*THE TASK*.
Once the pictures are set aside, transcribe the remaining data exactly.

*SOURCE DATA*.
----------------
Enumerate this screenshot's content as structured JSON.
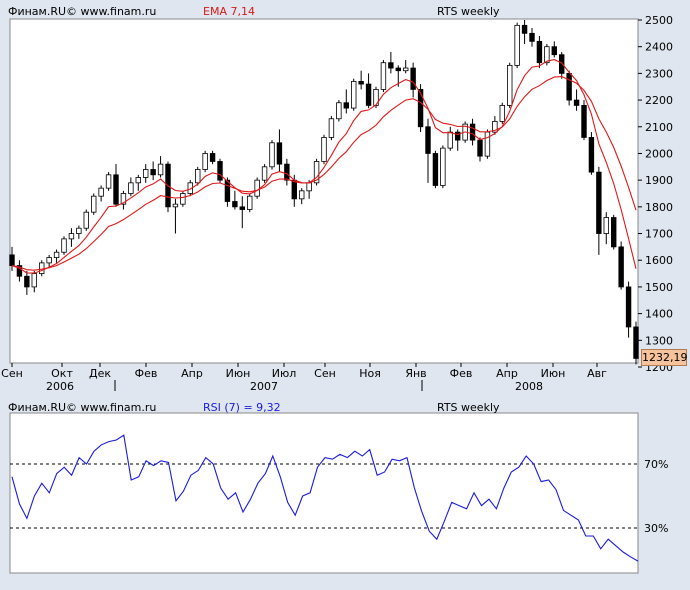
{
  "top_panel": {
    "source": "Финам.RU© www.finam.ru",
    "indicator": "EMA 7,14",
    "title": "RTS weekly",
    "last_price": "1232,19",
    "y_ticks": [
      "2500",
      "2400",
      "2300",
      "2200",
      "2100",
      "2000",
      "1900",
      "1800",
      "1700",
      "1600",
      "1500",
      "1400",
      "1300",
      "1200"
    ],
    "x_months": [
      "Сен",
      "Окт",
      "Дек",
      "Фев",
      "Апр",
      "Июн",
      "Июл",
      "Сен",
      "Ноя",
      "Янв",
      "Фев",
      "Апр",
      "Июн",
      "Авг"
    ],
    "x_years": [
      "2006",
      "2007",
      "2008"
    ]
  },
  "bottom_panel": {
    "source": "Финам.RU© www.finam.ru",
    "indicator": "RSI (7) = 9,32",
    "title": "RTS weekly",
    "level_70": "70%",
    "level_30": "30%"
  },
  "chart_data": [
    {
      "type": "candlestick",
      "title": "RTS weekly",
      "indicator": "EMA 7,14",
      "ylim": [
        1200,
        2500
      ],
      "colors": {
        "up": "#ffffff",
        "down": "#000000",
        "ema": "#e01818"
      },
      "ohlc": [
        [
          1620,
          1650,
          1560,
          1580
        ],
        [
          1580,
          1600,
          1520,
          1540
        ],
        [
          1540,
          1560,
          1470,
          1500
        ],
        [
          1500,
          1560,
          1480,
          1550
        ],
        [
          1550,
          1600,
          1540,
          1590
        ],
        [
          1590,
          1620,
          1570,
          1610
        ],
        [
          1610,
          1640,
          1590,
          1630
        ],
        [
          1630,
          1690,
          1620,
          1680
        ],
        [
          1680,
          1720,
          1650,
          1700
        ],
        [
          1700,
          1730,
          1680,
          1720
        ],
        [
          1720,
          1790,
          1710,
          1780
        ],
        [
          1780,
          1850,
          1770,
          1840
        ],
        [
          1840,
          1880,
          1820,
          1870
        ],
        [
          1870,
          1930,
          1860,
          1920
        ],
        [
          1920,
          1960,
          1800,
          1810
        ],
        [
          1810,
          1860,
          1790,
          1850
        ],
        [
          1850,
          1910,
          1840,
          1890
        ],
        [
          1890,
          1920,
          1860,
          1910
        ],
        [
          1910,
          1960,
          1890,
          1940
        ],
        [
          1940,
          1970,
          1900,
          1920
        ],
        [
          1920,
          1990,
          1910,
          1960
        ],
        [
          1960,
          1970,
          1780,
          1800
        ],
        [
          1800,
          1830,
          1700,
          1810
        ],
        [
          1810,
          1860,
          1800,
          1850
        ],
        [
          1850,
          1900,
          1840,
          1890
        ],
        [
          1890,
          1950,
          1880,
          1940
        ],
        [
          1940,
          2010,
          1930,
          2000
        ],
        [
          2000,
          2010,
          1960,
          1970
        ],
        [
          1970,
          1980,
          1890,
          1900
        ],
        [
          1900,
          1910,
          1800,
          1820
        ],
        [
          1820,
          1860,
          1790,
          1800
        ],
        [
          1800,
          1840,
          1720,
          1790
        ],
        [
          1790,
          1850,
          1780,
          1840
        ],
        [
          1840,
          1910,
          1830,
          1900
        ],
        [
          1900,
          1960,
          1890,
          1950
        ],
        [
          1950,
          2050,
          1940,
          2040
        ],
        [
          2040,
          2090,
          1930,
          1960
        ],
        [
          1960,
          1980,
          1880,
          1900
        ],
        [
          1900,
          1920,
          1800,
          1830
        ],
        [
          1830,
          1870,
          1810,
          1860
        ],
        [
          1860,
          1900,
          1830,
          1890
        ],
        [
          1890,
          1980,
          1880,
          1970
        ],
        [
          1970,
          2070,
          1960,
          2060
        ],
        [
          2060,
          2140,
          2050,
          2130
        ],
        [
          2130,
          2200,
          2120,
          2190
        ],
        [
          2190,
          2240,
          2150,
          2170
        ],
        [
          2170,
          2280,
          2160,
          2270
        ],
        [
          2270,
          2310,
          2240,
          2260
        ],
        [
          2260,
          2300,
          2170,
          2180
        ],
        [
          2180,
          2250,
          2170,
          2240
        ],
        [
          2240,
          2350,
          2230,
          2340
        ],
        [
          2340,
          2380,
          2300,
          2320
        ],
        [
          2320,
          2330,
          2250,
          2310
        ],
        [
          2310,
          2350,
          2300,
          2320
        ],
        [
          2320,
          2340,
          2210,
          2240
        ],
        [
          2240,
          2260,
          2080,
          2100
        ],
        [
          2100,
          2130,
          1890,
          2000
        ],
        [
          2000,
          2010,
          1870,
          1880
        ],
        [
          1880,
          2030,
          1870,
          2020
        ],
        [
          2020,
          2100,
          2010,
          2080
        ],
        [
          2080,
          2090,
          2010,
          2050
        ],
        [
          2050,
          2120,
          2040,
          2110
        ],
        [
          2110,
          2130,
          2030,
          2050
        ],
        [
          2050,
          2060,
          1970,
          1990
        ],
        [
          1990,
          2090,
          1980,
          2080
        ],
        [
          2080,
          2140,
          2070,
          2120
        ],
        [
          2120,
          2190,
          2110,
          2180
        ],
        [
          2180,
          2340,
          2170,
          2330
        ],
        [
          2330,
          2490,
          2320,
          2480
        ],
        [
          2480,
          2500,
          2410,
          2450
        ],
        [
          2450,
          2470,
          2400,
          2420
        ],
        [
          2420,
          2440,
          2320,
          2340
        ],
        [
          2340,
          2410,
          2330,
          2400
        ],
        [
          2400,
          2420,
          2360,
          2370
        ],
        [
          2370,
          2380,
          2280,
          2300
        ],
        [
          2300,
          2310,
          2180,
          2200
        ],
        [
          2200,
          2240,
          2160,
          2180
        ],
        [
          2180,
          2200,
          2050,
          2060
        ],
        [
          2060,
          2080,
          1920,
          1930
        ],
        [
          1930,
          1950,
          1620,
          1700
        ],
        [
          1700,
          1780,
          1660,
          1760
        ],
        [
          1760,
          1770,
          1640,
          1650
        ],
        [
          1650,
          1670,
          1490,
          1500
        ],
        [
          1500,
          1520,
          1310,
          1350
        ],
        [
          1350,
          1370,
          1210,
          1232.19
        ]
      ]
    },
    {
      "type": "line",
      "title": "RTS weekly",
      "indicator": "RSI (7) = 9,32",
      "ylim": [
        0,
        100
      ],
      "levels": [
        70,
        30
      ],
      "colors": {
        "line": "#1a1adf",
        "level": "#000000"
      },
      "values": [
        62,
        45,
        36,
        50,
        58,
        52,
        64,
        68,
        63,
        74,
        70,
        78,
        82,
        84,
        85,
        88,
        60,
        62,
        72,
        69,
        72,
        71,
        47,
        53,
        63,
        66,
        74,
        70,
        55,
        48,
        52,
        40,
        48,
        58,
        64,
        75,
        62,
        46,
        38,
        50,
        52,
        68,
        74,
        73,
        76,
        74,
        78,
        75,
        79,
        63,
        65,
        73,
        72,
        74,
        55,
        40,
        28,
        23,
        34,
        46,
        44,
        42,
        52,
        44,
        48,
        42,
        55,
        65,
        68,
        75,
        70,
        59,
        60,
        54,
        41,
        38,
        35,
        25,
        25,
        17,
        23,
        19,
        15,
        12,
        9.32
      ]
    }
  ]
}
----------------
*RESPONSE TO THE TASK*.
Enumerate this screenshot's content as structured JSON.
{
  "top_panel": {
    "source": "Финам.RU© www.finam.ru",
    "indicator": "EMA 7,14",
    "title": "RTS weekly",
    "last_price": "1232,19",
    "y_ticks": [
      "2500",
      "2400",
      "2300",
      "2200",
      "2100",
      "2000",
      "1900",
      "1800",
      "1700",
      "1600",
      "1500",
      "1400",
      "1300",
      "1200"
    ],
    "x_months": [
      "Сен",
      "Окт",
      "Дек",
      "Фев",
      "Апр",
      "Июн",
      "Июл",
      "Сен",
      "Ноя",
      "Янв",
      "Фев",
      "Апр",
      "Июн",
      "Авг"
    ],
    "x_years": [
      "2006",
      "2007",
      "2008"
    ]
  },
  "bottom_panel": {
    "source": "Финам.RU© www.finam.ru",
    "indicator": "RSI (7) = 9,32",
    "title": "RTS weekly",
    "level_70": "70%",
    "level_30": "30%"
  },
  "chart_data": [
    {
      "type": "candlestick",
      "title": "RTS weekly",
      "indicator": "EMA 7,14",
      "ylim": [
        1200,
        2500
      ],
      "colors": {
        "up": "#ffffff",
        "down": "#000000",
        "ema": "#e01818"
      },
      "ohlc": [
        [
          1620,
          1650,
          1560,
          1580
        ],
        [
          1580,
          1600,
          1520,
          1540
        ],
        [
          1540,
          1560,
          1470,
          1500
        ],
        [
          1500,
          1560,
          1480,
          1550
        ],
        [
          1550,
          1600,
          1540,
          1590
        ],
        [
          1590,
          1620,
          1570,
          1610
        ],
        [
          1610,
          1640,
          1590,
          1630
        ],
        [
          1630,
          1690,
          1620,
          1680
        ],
        [
          1680,
          1720,
          1650,
          1700
        ],
        [
          1700,
          1730,
          1680,
          1720
        ],
        [
          1720,
          1790,
          1710,
          1780
        ],
        [
          1780,
          1850,
          1770,
          1840
        ],
        [
          1840,
          1880,
          1820,
          1870
        ],
        [
          1870,
          1930,
          1860,
          1920
        ],
        [
          1920,
          1960,
          1800,
          1810
        ],
        [
          1810,
          1860,
          1790,
          1850
        ],
        [
          1850,
          1910,
          1840,
          1890
        ],
        [
          1890,
          1920,
          1860,
          1910
        ],
        [
          1910,
          1960,
          1890,
          1940
        ],
        [
          1940,
          1970,
          1900,
          1920
        ],
        [
          1920,
          1990,
          1910,
          1960
        ],
        [
          1960,
          1970,
          1780,
          1800
        ],
        [
          1800,
          1830,
          1700,
          1810
        ],
        [
          1810,
          1860,
          1800,
          1850
        ],
        [
          1850,
          1900,
          1840,
          1890
        ],
        [
          1890,
          1950,
          1880,
          1940
        ],
        [
          1940,
          2010,
          1930,
          2000
        ],
        [
          2000,
          2010,
          1960,
          1970
        ],
        [
          1970,
          1980,
          1890,
          1900
        ],
        [
          1900,
          1910,
          1800,
          1820
        ],
        [
          1820,
          1860,
          1790,
          1800
        ],
        [
          1800,
          1840,
          1720,
          1790
        ],
        [
          1790,
          1850,
          1780,
          1840
        ],
        [
          1840,
          1910,
          1830,
          1900
        ],
        [
          1900,
          1960,
          1890,
          1950
        ],
        [
          1950,
          2050,
          1940,
          2040
        ],
        [
          2040,
          2090,
          1930,
          1960
        ],
        [
          1960,
          1980,
          1880,
          1900
        ],
        [
          1900,
          1920,
          1800,
          1830
        ],
        [
          1830,
          1870,
          1810,
          1860
        ],
        [
          1860,
          1900,
          1830,
          1890
        ],
        [
          1890,
          1980,
          1880,
          1970
        ],
        [
          1970,
          2070,
          1960,
          2060
        ],
        [
          2060,
          2140,
          2050,
          2130
        ],
        [
          2130,
          2200,
          2120,
          2190
        ],
        [
          2190,
          2240,
          2150,
          2170
        ],
        [
          2170,
          2280,
          2160,
          2270
        ],
        [
          2270,
          2310,
          2240,
          2260
        ],
        [
          2260,
          2300,
          2170,
          2180
        ],
        [
          2180,
          2250,
          2170,
          2240
        ],
        [
          2240,
          2350,
          2230,
          2340
        ],
        [
          2340,
          2380,
          2300,
          2320
        ],
        [
          2320,
          2330,
          2250,
          2310
        ],
        [
          2310,
          2350,
          2300,
          2320
        ],
        [
          2320,
          2340,
          2210,
          2240
        ],
        [
          2240,
          2260,
          2080,
          2100
        ],
        [
          2100,
          2130,
          1890,
          2000
        ],
        [
          2000,
          2010,
          1870,
          1880
        ],
        [
          1880,
          2030,
          1870,
          2020
        ],
        [
          2020,
          2100,
          2010,
          2080
        ],
        [
          2080,
          2090,
          2010,
          2050
        ],
        [
          2050,
          2120,
          2040,
          2110
        ],
        [
          2110,
          2130,
          2030,
          2050
        ],
        [
          2050,
          2060,
          1970,
          1990
        ],
        [
          1990,
          2090,
          1980,
          2080
        ],
        [
          2080,
          2140,
          2070,
          2120
        ],
        [
          2120,
          2190,
          2110,
          2180
        ],
        [
          2180,
          2340,
          2170,
          2330
        ],
        [
          2330,
          2490,
          2320,
          2480
        ],
        [
          2480,
          2500,
          2410,
          2450
        ],
        [
          2450,
          2470,
          2400,
          2420
        ],
        [
          2420,
          2440,
          2320,
          2340
        ],
        [
          2340,
          2410,
          2330,
          2400
        ],
        [
          2400,
          2420,
          2360,
          2370
        ],
        [
          2370,
          2380,
          2280,
          2300
        ],
        [
          2300,
          2310,
          2180,
          2200
        ],
        [
          2200,
          2240,
          2160,
          2180
        ],
        [
          2180,
          2200,
          2050,
          2060
        ],
        [
          2060,
          2080,
          1920,
          1930
        ],
        [
          1930,
          1950,
          1620,
          1700
        ],
        [
          1700,
          1780,
          1660,
          1760
        ],
        [
          1760,
          1770,
          1640,
          1650
        ],
        [
          1650,
          1670,
          1490,
          1500
        ],
        [
          1500,
          1520,
          1310,
          1350
        ],
        [
          1350,
          1370,
          1210,
          1232.19
        ]
      ]
    },
    {
      "type": "line",
      "title": "RTS weekly",
      "indicator": "RSI (7) = 9,32",
      "ylim": [
        0,
        100
      ],
      "levels": [
        70,
        30
      ],
      "colors": {
        "line": "#1a1adf",
        "level": "#000000"
      },
      "values": [
        62,
        45,
        36,
        50,
        58,
        52,
        64,
        68,
        63,
        74,
        70,
        78,
        82,
        84,
        85,
        88,
        60,
        62,
        72,
        69,
        72,
        71,
        47,
        53,
        63,
        66,
        74,
        70,
        55,
        48,
        52,
        40,
        48,
        58,
        64,
        75,
        62,
        46,
        38,
        50,
        52,
        68,
        74,
        73,
        76,
        74,
        78,
        75,
        79,
        63,
        65,
        73,
        72,
        74,
        55,
        40,
        28,
        23,
        34,
        46,
        44,
        42,
        52,
        44,
        48,
        42,
        55,
        65,
        68,
        75,
        70,
        59,
        60,
        54,
        41,
        38,
        35,
        25,
        25,
        17,
        23,
        19,
        15,
        12,
        9.32
      ]
    }
  ]
}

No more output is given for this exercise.